● **Requirement**
Each entry that follows is to be retyped exactly. Pictures do not belong in the copy.

● **Given data**
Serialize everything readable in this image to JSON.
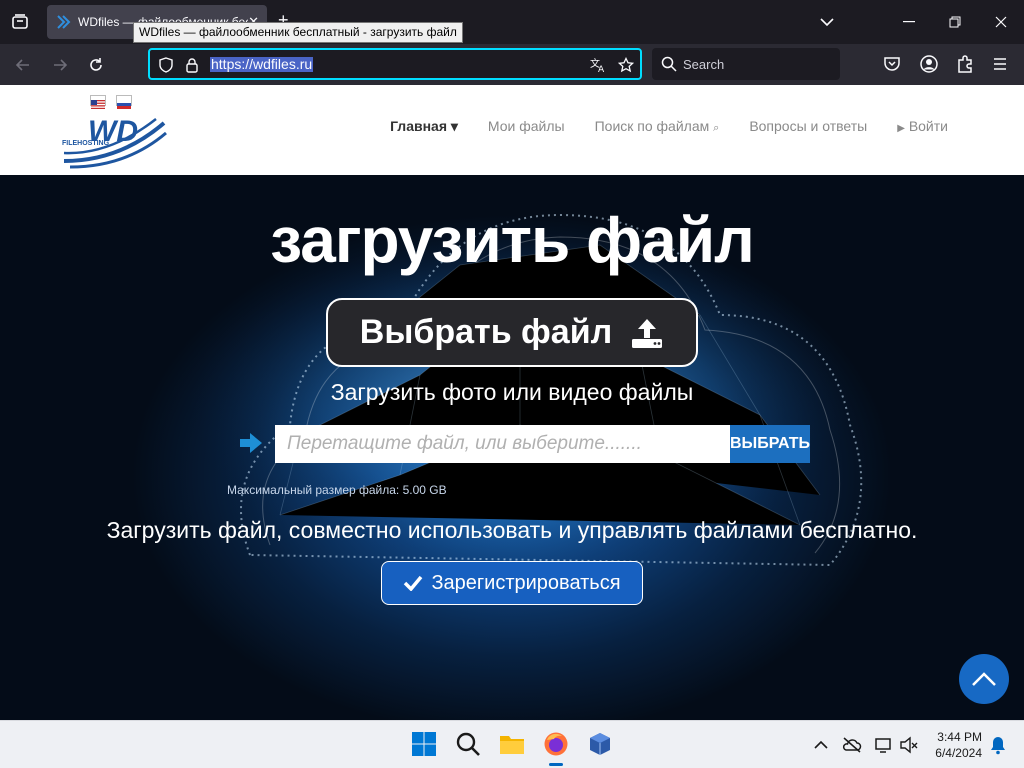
{
  "browser": {
    "tab_title": "WDfiles — файлообменник бесплатный - загрузить файл",
    "tooltip": "WDfiles — файлообменник бесплатный - загрузить файл",
    "url": "https://wdfiles.ru",
    "search_placeholder": "Search"
  },
  "site": {
    "logo_text": "WD",
    "logo_subtext": "FILEHOSTING",
    "menu": [
      {
        "label": "Главная ▾",
        "active": true
      },
      {
        "label": "Мои файлы",
        "active": false
      },
      {
        "label": "Поиск по файлам",
        "active": false
      },
      {
        "label": "Вопросы и ответы",
        "active": false
      },
      {
        "label": "Войти",
        "active": false
      }
    ]
  },
  "hero": {
    "title": "загрузить файл",
    "choose_button": "Выбрать файл",
    "subtitle": "Загрузить фото или видео файлы",
    "drop_placeholder": "Перетащите файл, или выберите.......",
    "pick_button": "ВЫБРАТЬ",
    "max_size": "Максимальный размер файла: 5.00 GB",
    "tagline": "Загрузить файл, совместно использовать и управлять файлами бесплатно.",
    "register_button": "Зарегистрироваться"
  },
  "taskbar": {
    "time": "3:44 PM",
    "date": "6/4/2024"
  },
  "colors": {
    "accent_url": "#00ddff",
    "brand_blue": "#1c6fbf",
    "chrome_dark": "#1c1b22"
  }
}
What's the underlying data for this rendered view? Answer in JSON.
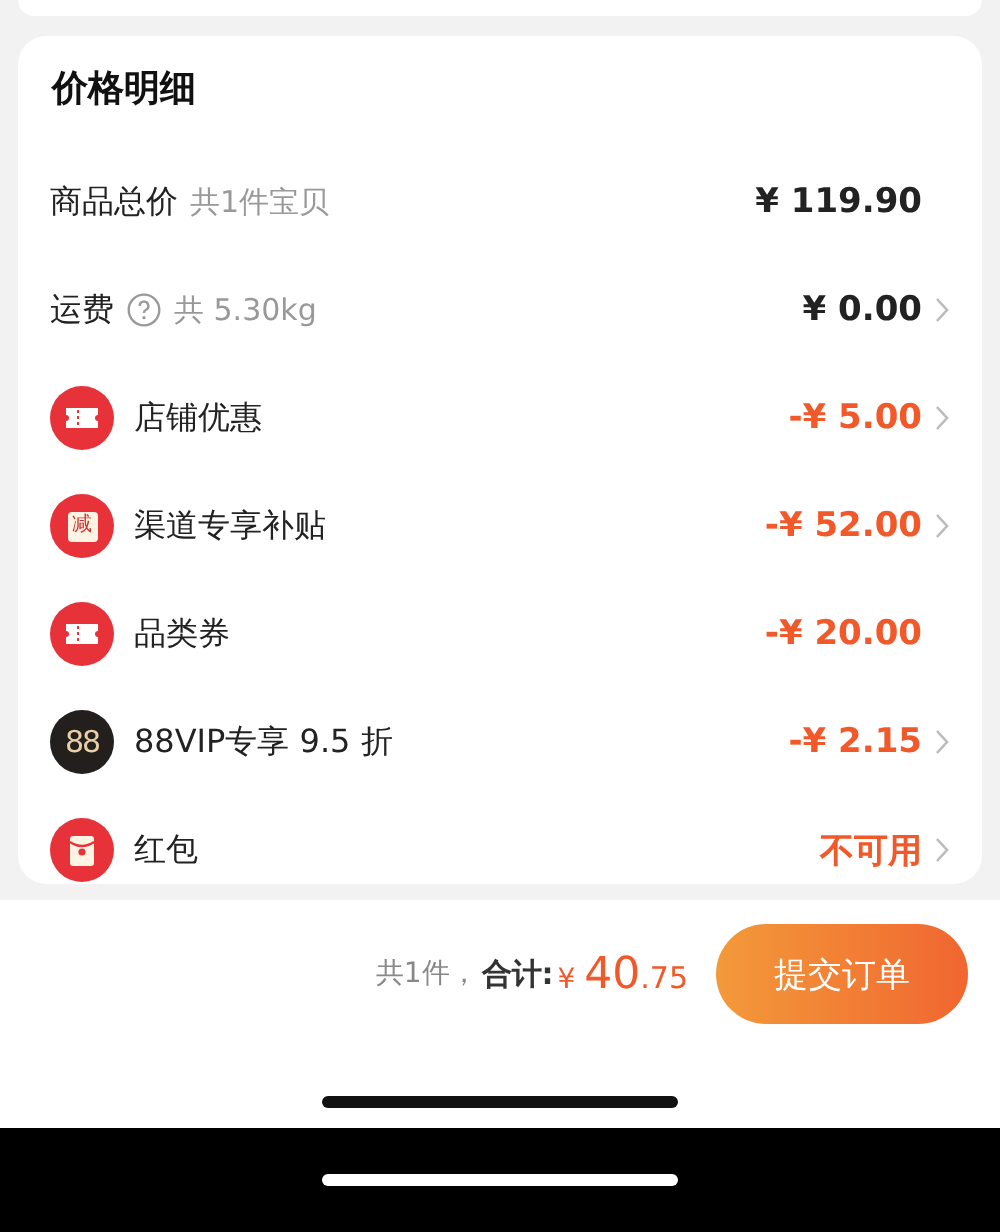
{
  "price_detail": {
    "title": "价格明细",
    "rows": [
      {
        "kind": "plain",
        "label": "商品总价",
        "note": "共1件宝贝",
        "value": "¥ 119.90",
        "chevron": false
      },
      {
        "kind": "plain",
        "label": "运费",
        "help": true,
        "note": "共 5.30kg",
        "value": "¥ 0.00",
        "chevron": true
      },
      {
        "kind": "ticket",
        "label": "店铺优惠",
        "value": "-¥ 5.00",
        "chevron": true
      },
      {
        "kind": "subsidy",
        "icon_label": "减",
        "label": "渠道专享补贴",
        "value": "-¥ 52.00",
        "chevron": true
      },
      {
        "kind": "ticket",
        "label": "品类券",
        "value": "-¥ 20.00",
        "chevron": false
      },
      {
        "kind": "vip",
        "icon_label": "88",
        "label": "88VIP专享 9.5 折",
        "value": "-¥ 2.15",
        "chevron": true
      },
      {
        "kind": "envelope",
        "label": "红包",
        "value": "不可用",
        "chevron": true
      }
    ]
  },
  "footer": {
    "count": "共1件，",
    "total_label": "合计:",
    "currency": "¥",
    "total_main": "40",
    "total_decimals": ".75",
    "submit": "提交订单"
  }
}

● **Final result**
Serialize everything readable in this image to JSON.
{
  "browser": {
    "tab_title": "WDfiles — файлообменник бесплатный - загрузить файл",
    "tooltip": "WDfiles — файлообменник бесплатный - загрузить файл",
    "url": "https://wdfiles.ru",
    "search_placeholder": "Search"
  },
  "site": {
    "logo_text": "WD",
    "logo_subtext": "FILEHOSTING",
    "menu": [
      {
        "label": "Главная ▾",
        "active": true
      },
      {
        "label": "Мои файлы",
        "active": false
      },
      {
        "label": "Поиск по файлам",
        "active": false
      },
      {
        "label": "Вопросы и ответы",
        "active": false
      },
      {
        "label": "Войти",
        "active": false
      }
    ]
  },
  "hero": {
    "title": "загрузить файл",
    "choose_button": "Выбрать файл",
    "subtitle": "Загрузить фото или видео файлы",
    "drop_placeholder": "Перетащите файл, или выберите.......",
    "pick_button": "ВЫБРАТЬ",
    "max_size": "Максимальный размер файла: 5.00 GB",
    "tagline": "Загрузить файл, совместно использовать и управлять файлами бесплатно.",
    "register_button": "Зарегистрироваться"
  },
  "taskbar": {
    "time": "3:44 PM",
    "date": "6/4/2024"
  },
  "colors": {
    "accent_url": "#00ddff",
    "brand_blue": "#1c6fbf",
    "chrome_dark": "#1c1b22"
  }
}
What's the underlying data for this rendered view? Answer in JSON.
{
  "price_detail": {
    "title": "价格明细",
    "rows": [
      {
        "kind": "plain",
        "label": "商品总价",
        "note": "共1件宝贝",
        "value": "¥ 119.90",
        "chevron": false
      },
      {
        "kind": "plain",
        "label": "运费",
        "help": true,
        "note": "共 5.30kg",
        "value": "¥ 0.00",
        "chevron": true
      },
      {
        "kind": "ticket",
        "label": "店铺优惠",
        "value": "-¥ 5.00",
        "chevron": true
      },
      {
        "kind": "subsidy",
        "icon_label": "减",
        "label": "渠道专享补贴",
        "value": "-¥ 52.00",
        "chevron": true
      },
      {
        "kind": "ticket",
        "label": "品类券",
        "value": "-¥ 20.00",
        "chevron": false
      },
      {
        "kind": "vip",
        "icon_label": "88",
        "label": "88VIP专享 9.5 折",
        "value": "-¥ 2.15",
        "chevron": true
      },
      {
        "kind": "envelope",
        "label": "红包",
        "value": "不可用",
        "chevron": true
      }
    ]
  },
  "footer": {
    "count": "共1件，",
    "total_label": "合计:",
    "currency": "¥",
    "total_main": "40",
    "total_decimals": ".75",
    "submit": "提交订单"
  }
}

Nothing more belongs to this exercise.